* Begin Supplied records *
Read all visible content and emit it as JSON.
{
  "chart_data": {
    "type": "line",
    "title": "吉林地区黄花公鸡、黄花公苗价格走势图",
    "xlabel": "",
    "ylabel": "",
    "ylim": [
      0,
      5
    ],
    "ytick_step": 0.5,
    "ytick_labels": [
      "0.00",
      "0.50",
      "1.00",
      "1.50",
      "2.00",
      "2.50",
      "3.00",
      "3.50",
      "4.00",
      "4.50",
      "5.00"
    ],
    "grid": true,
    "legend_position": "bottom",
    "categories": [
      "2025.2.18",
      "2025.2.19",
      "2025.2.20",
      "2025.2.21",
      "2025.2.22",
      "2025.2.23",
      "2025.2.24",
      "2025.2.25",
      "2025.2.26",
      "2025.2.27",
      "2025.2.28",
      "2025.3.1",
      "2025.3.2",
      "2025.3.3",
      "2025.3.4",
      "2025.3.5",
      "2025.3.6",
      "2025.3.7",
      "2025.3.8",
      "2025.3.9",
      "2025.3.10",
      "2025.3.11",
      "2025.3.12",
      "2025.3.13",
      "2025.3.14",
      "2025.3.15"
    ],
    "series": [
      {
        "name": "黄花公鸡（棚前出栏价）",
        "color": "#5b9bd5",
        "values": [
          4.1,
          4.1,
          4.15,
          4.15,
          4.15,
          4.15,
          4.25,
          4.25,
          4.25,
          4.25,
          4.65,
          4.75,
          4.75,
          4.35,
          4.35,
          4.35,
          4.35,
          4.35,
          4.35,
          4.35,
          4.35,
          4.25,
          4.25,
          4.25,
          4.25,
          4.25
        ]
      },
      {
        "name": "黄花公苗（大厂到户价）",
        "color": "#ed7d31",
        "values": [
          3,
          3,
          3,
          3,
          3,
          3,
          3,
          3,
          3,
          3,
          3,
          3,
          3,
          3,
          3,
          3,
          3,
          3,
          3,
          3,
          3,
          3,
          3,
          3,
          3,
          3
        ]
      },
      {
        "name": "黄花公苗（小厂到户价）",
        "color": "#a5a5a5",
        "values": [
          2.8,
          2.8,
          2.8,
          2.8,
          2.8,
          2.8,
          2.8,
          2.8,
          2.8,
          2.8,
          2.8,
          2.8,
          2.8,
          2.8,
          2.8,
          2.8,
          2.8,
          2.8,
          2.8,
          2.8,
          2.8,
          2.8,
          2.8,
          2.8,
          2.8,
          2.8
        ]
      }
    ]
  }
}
* End Supplied records *
## [Given problem]
Go through the material and select each line with the string "color" in it.

## [Expected output]
        "color": "#5b9bd5",
        "color": "#ed7d31",
        "color": "#a5a5a5",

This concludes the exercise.